**Work instructions**
Reproduce the records. Keep every word exact and include no images.

**Extracted entries**
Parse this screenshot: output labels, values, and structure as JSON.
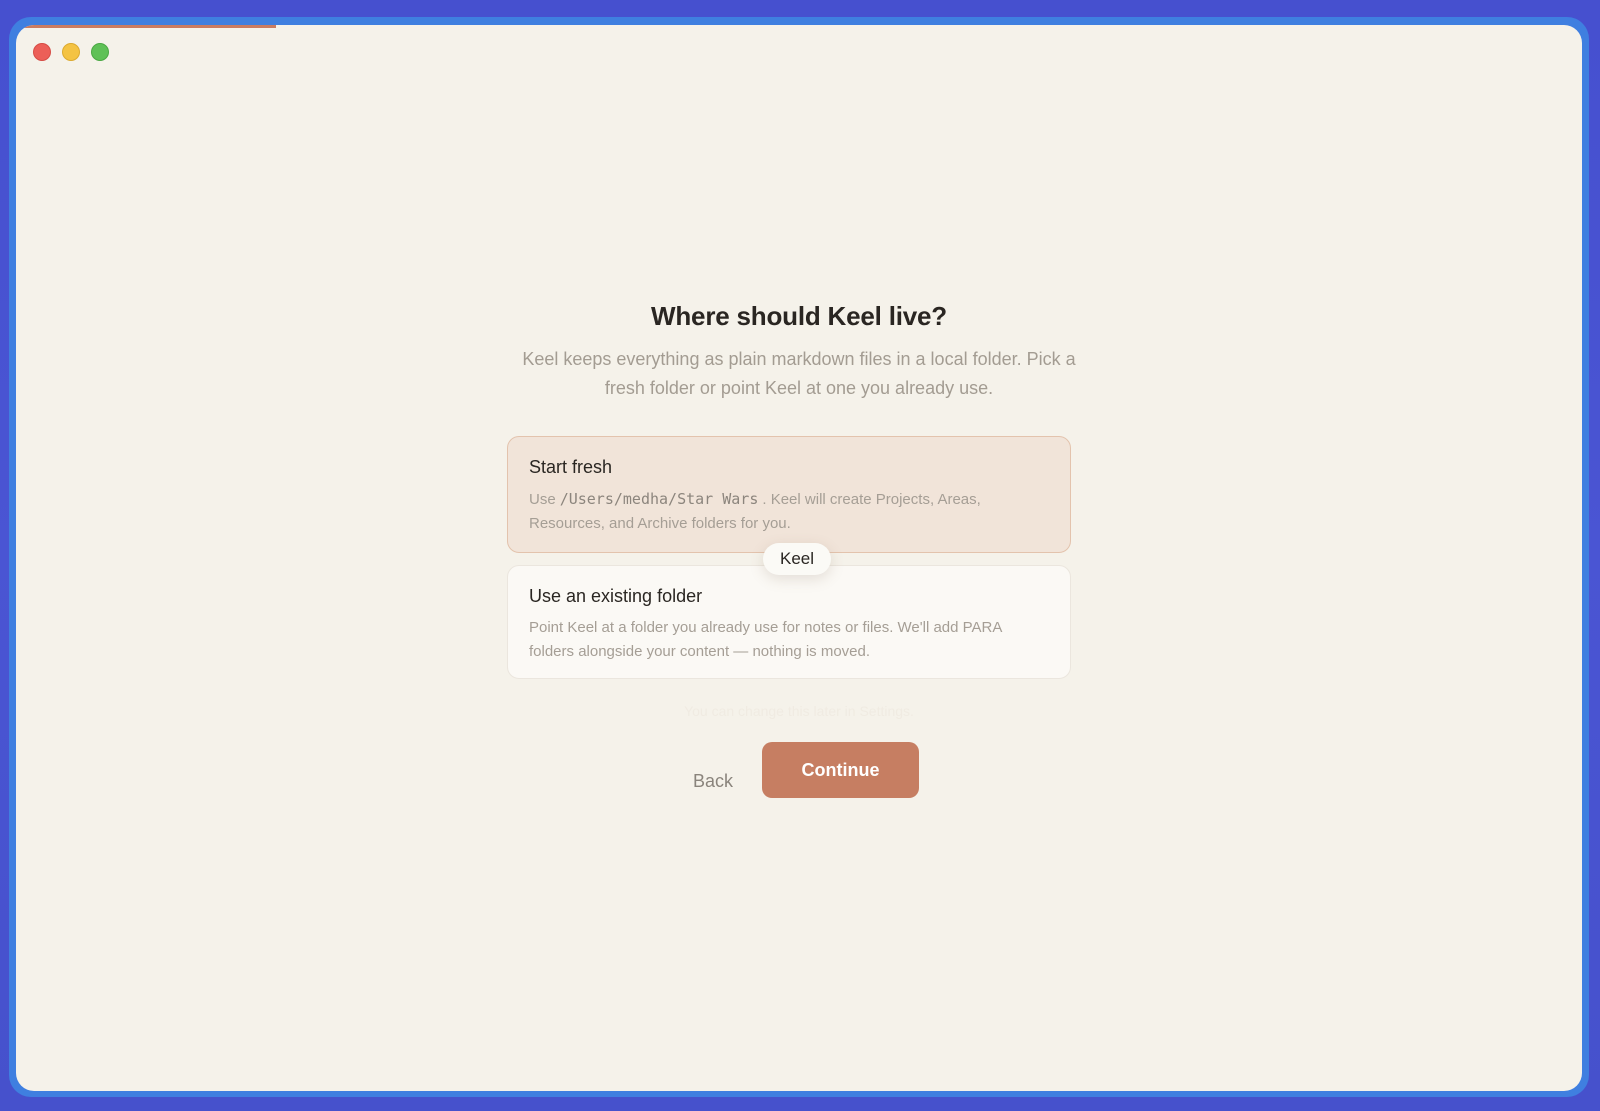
{
  "window": {
    "progress_fraction": 0.166,
    "accent_color": "#c97c61"
  },
  "onboarding": {
    "title": "Where should Keel live?",
    "subtitle": "Keel keeps everything as plain markdown files in a local folder. Pick a fresh folder or point Keel at one you already use.",
    "options": [
      {
        "title": "Start fresh",
        "desc_prefix": "Use",
        "path": "/Users/medha/Star Wars",
        "desc_suffix": ". Keel will create Projects, Areas, Resources, and Archive folders for you.",
        "selected": true
      },
      {
        "title": "Use an existing folder",
        "desc": "Point Keel at a folder you already use for notes or files. We'll add PARA folders alongside your content — nothing is moved.",
        "selected": false
      }
    ],
    "tooltip": "Keel",
    "note": "You can change this later in Settings.",
    "back_label": "Back",
    "continue_label": "Continue"
  }
}
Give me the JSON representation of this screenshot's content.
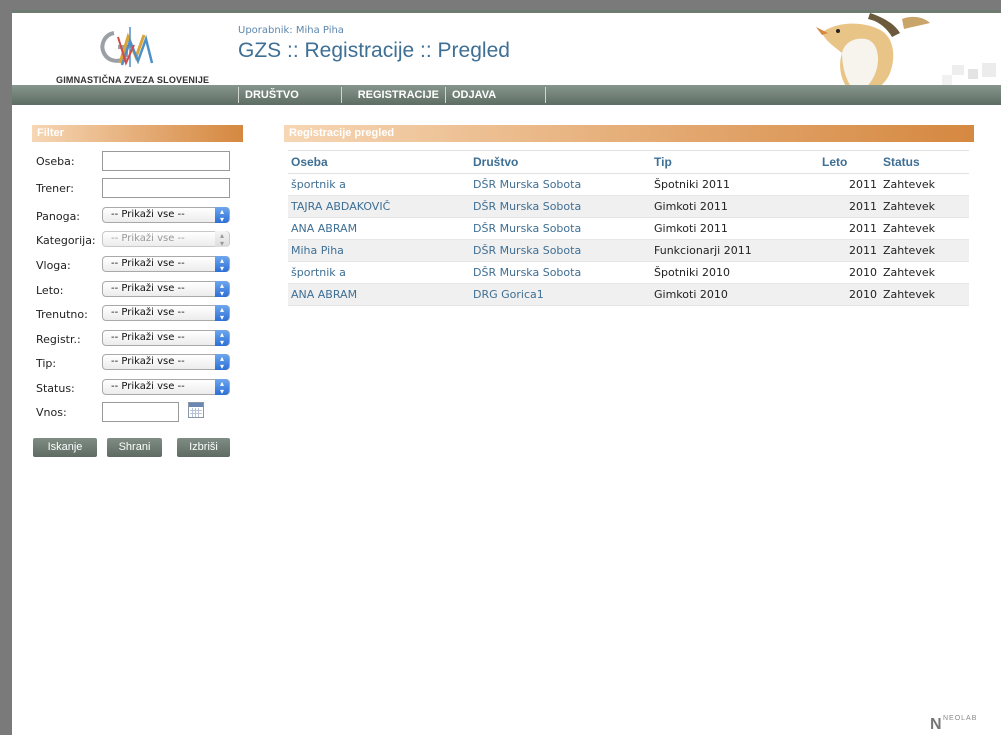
{
  "header": {
    "logo_text": "GIMNASTIČNA ZVEZA SLOVENIJE",
    "user_label": "Uporabnik: Miha Piha",
    "title": "GZS :: Registracije :: Pregled"
  },
  "nav": {
    "items": [
      {
        "label": "DRUŠTVO"
      },
      {
        "label": "REGISTRACIJE"
      },
      {
        "label": "ODJAVA"
      }
    ]
  },
  "filter": {
    "heading": "Filter",
    "fields": {
      "oseba": {
        "label": "Oseba:",
        "value": ""
      },
      "trener": {
        "label": "Trener:",
        "value": ""
      },
      "panoga": {
        "label": "Panoga:",
        "selected": "-- Prikaži vse --"
      },
      "kategorija": {
        "label": "Kategorija:",
        "selected": "-- Prikaži vse --"
      },
      "vloga": {
        "label": "Vloga:",
        "selected": "-- Prikaži vse --"
      },
      "leto": {
        "label": "Leto:",
        "selected": "-- Prikaži vse --"
      },
      "trenutno": {
        "label": "Trenutno:",
        "selected": "-- Prikaži vse --"
      },
      "registr": {
        "label": "Registr.:",
        "selected": "-- Prikaži vse --"
      },
      "tip": {
        "label": "Tip:",
        "selected": "-- Prikaži vse --"
      },
      "status": {
        "label": "Status:",
        "selected": "-- Prikaži vse --"
      },
      "vnos": {
        "label": "Vnos:",
        "value": ""
      }
    },
    "buttons": {
      "search": "Iskanje",
      "save": "Shrani",
      "delete": "Izbriši"
    }
  },
  "grid": {
    "heading": "Registracije pregled",
    "columns": [
      "Oseba",
      "Društvo",
      "Tip",
      "Leto",
      "Status"
    ],
    "rows": [
      {
        "oseba": "športnik a",
        "drustvo": "DŠR Murska Sobota",
        "tip": "Špotniki 2011",
        "leto": "2011",
        "status": "Zahtevek"
      },
      {
        "oseba": "TAJRA ABDAKOVIČ",
        "drustvo": "DŠR Murska Sobota",
        "tip": "Gimkoti 2011",
        "leto": "2011",
        "status": "Zahtevek"
      },
      {
        "oseba": "ANA ABRAM",
        "drustvo": "DŠR Murska Sobota",
        "tip": "Gimkoti 2011",
        "leto": "2011",
        "status": "Zahtevek"
      },
      {
        "oseba": "Miha Piha",
        "drustvo": "DŠR Murska Sobota",
        "tip": "Funkcionarji 2011",
        "leto": "2011",
        "status": "Zahtevek"
      },
      {
        "oseba": "športnik a",
        "drustvo": "DŠR Murska Sobota",
        "tip": "Špotniki 2010",
        "leto": "2010",
        "status": "Zahtevek"
      },
      {
        "oseba": "ANA ABRAM",
        "drustvo": "DRG Gorica1",
        "tip": "Gimkoti 2010",
        "leto": "2010",
        "status": "Zahtevek"
      }
    ]
  },
  "footer": {
    "brand": "NEOLAB"
  },
  "colors": {
    "accent": "#3e6f95",
    "nav_bar": "#6d7b71",
    "section_orange": "#d58840"
  }
}
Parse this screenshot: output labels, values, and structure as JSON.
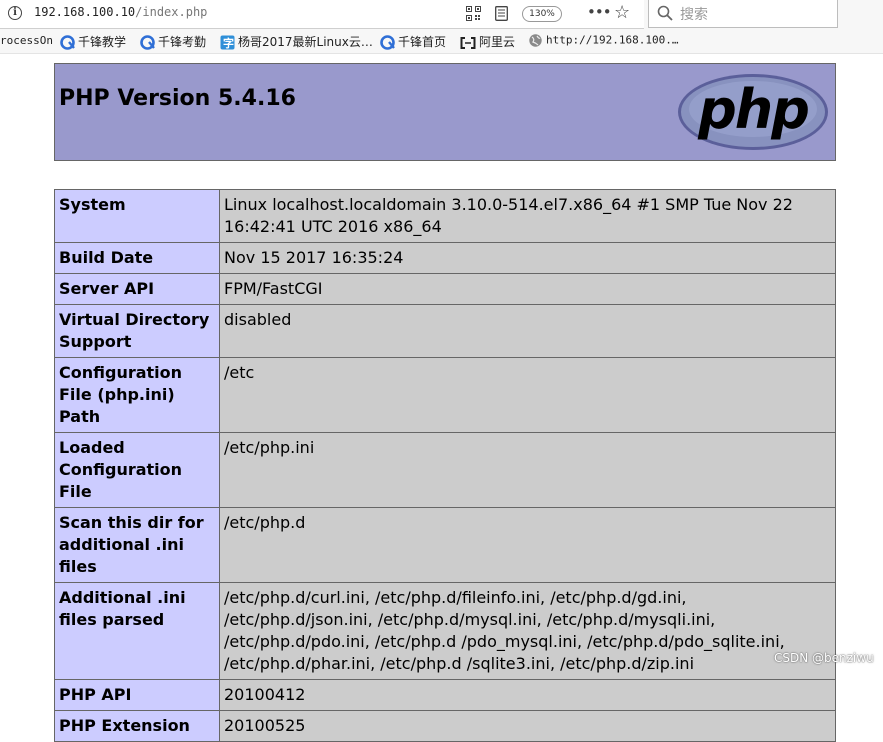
{
  "browser": {
    "url_host": "192.168.100.10",
    "url_path": "/index.php",
    "zoom": "130%",
    "search_placeholder": "搜索",
    "bookmarks": [
      "rocessOn",
      "千锋教学",
      "千锋考勤",
      "杨哥2017最新Linux云…",
      "千锋首页",
      "阿里云",
      "http://192.168.100.…"
    ]
  },
  "phpinfo": {
    "title": "PHP Version 5.4.16",
    "logo_text": "php",
    "rows": [
      {
        "key": "System",
        "value": "Linux localhost.localdomain 3.10.0-514.el7.x86_64 #1 SMP Tue Nov 22 16:42:41 UTC 2016 x86_64"
      },
      {
        "key": "Build Date",
        "value": "Nov 15 2017 16:35:24"
      },
      {
        "key": "Server API",
        "value": "FPM/FastCGI"
      },
      {
        "key": "Virtual Directory Support",
        "value": "disabled"
      },
      {
        "key": "Configuration File (php.ini) Path",
        "value": "/etc"
      },
      {
        "key": "Loaded Configuration File",
        "value": "/etc/php.ini"
      },
      {
        "key": "Scan this dir for additional .ini files",
        "value": "/etc/php.d"
      },
      {
        "key": "Additional .ini files parsed",
        "value": "/etc/php.d/curl.ini, /etc/php.d/fileinfo.ini, /etc/php.d/gd.ini, /etc/php.d/json.ini, /etc/php.d/mysql.ini, /etc/php.d/mysqli.ini, /etc/php.d/pdo.ini, /etc/php.d /pdo_mysql.ini, /etc/php.d/pdo_sqlite.ini, /etc/php.d/phar.ini, /etc/php.d /sqlite3.ini, /etc/php.d/zip.ini"
      },
      {
        "key": "PHP API",
        "value": "20100412"
      },
      {
        "key": "PHP Extension",
        "value": "20100525"
      }
    ]
  },
  "watermark": "CSDN @benziwu"
}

**Final result**
Parse this screenshot: output labels, values, and structure as JSON.
{
  "window": {
    "progress_fraction": 0.166,
    "accent_color": "#c97c61"
  },
  "onboarding": {
    "title": "Where should Keel live?",
    "subtitle": "Keel keeps everything as plain markdown files in a local folder. Pick a fresh folder or point Keel at one you already use.",
    "options": [
      {
        "title": "Start fresh",
        "desc_prefix": "Use",
        "path": "/Users/medha/Star Wars",
        "desc_suffix": ". Keel will create Projects, Areas, Resources, and Archive folders for you.",
        "selected": true
      },
      {
        "title": "Use an existing folder",
        "desc": "Point Keel at a folder you already use for notes or files. We'll add PARA folders alongside your content — nothing is moved.",
        "selected": false
      }
    ],
    "tooltip": "Keel",
    "note": "You can change this later in Settings.",
    "back_label": "Back",
    "continue_label": "Continue"
  }
}
Give me the JSON representation of this screenshot's content.
{
  "header": {
    "logo_text": "GIMNASTIČNA ZVEZA SLOVENIJE",
    "user_label": "Uporabnik: Miha Piha",
    "title": "GZS :: Registracije :: Pregled"
  },
  "nav": {
    "items": [
      {
        "label": "DRUŠTVO"
      },
      {
        "label": "REGISTRACIJE"
      },
      {
        "label": "ODJAVA"
      }
    ]
  },
  "filter": {
    "heading": "Filter",
    "fields": {
      "oseba": {
        "label": "Oseba:",
        "value": ""
      },
      "trener": {
        "label": "Trener:",
        "value": ""
      },
      "panoga": {
        "label": "Panoga:",
        "selected": "-- Prikaži vse --"
      },
      "kategorija": {
        "label": "Kategorija:",
        "selected": "-- Prikaži vse --"
      },
      "vloga": {
        "label": "Vloga:",
        "selected": "-- Prikaži vse --"
      },
      "leto": {
        "label": "Leto:",
        "selected": "-- Prikaži vse --"
      },
      "trenutno": {
        "label": "Trenutno:",
        "selected": "-- Prikaži vse --"
      },
      "registr": {
        "label": "Registr.:",
        "selected": "-- Prikaži vse --"
      },
      "tip": {
        "label": "Tip:",
        "selected": "-- Prikaži vse --"
      },
      "status": {
        "label": "Status:",
        "selected": "-- Prikaži vse --"
      },
      "vnos": {
        "label": "Vnos:",
        "value": ""
      }
    },
    "buttons": {
      "search": "Iskanje",
      "save": "Shrani",
      "delete": "Izbriši"
    }
  },
  "grid": {
    "heading": "Registracije pregled",
    "columns": [
      "Oseba",
      "Društvo",
      "Tip",
      "Leto",
      "Status"
    ],
    "rows": [
      {
        "oseba": "športnik a",
        "drustvo": "DŠR Murska Sobota",
        "tip": "Špotniki 2011",
        "leto": "2011",
        "status": "Zahtevek"
      },
      {
        "oseba": "TAJRA ABDAKOVIČ",
        "drustvo": "DŠR Murska Sobota",
        "tip": "Gimkoti 2011",
        "leto": "2011",
        "status": "Zahtevek"
      },
      {
        "oseba": "ANA ABRAM",
        "drustvo": "DŠR Murska Sobota",
        "tip": "Gimkoti 2011",
        "leto": "2011",
        "status": "Zahtevek"
      },
      {
        "oseba": "Miha Piha",
        "drustvo": "DŠR Murska Sobota",
        "tip": "Funkcionarji 2011",
        "leto": "2011",
        "status": "Zahtevek"
      },
      {
        "oseba": "športnik a",
        "drustvo": "DŠR Murska Sobota",
        "tip": "Špotniki 2010",
        "leto": "2010",
        "status": "Zahtevek"
      },
      {
        "oseba": "ANA ABRAM",
        "drustvo": "DRG Gorica1",
        "tip": "Gimkoti 2010",
        "leto": "2010",
        "status": "Zahtevek"
      }
    ]
  },
  "footer": {
    "brand": "NEOLAB"
  },
  "colors": {
    "accent": "#3e6f95",
    "nav_bar": "#6d7b71",
    "section_orange": "#d58840"
  }
}
Parse this screenshot: output labels, values, and structure as JSON.
{
  "browser": {
    "url_host": "192.168.100.10",
    "url_path": "/index.php",
    "zoom": "130%",
    "search_placeholder": "搜索",
    "bookmarks": [
      "rocessOn",
      "千锋教学",
      "千锋考勤",
      "杨哥2017最新Linux云…",
      "千锋首页",
      "阿里云",
      "http://192.168.100.…"
    ]
  },
  "phpinfo": {
    "title": "PHP Version 5.4.16",
    "logo_text": "php",
    "rows": [
      {
        "key": "System",
        "value": "Linux localhost.localdomain 3.10.0-514.el7.x86_64 #1 SMP Tue Nov 22 16:42:41 UTC 2016 x86_64"
      },
      {
        "key": "Build Date",
        "value": "Nov 15 2017 16:35:24"
      },
      {
        "key": "Server API",
        "value": "FPM/FastCGI"
      },
      {
        "key": "Virtual Directory Support",
        "value": "disabled"
      },
      {
        "key": "Configuration File (php.ini) Path",
        "value": "/etc"
      },
      {
        "key": "Loaded Configuration File",
        "value": "/etc/php.ini"
      },
      {
        "key": "Scan this dir for additional .ini files",
        "value": "/etc/php.d"
      },
      {
        "key": "Additional .ini files parsed",
        "value": "/etc/php.d/curl.ini, /etc/php.d/fileinfo.ini, /etc/php.d/gd.ini, /etc/php.d/json.ini, /etc/php.d/mysql.ini, /etc/php.d/mysqli.ini, /etc/php.d/pdo.ini, /etc/php.d /pdo_mysql.ini, /etc/php.d/pdo_sqlite.ini, /etc/php.d/phar.ini, /etc/php.d /sqlite3.ini, /etc/php.d/zip.ini"
      },
      {
        "key": "PHP API",
        "value": "20100412"
      },
      {
        "key": "PHP Extension",
        "value": "20100525"
      }
    ]
  },
  "watermark": "CSDN @benziwu"
}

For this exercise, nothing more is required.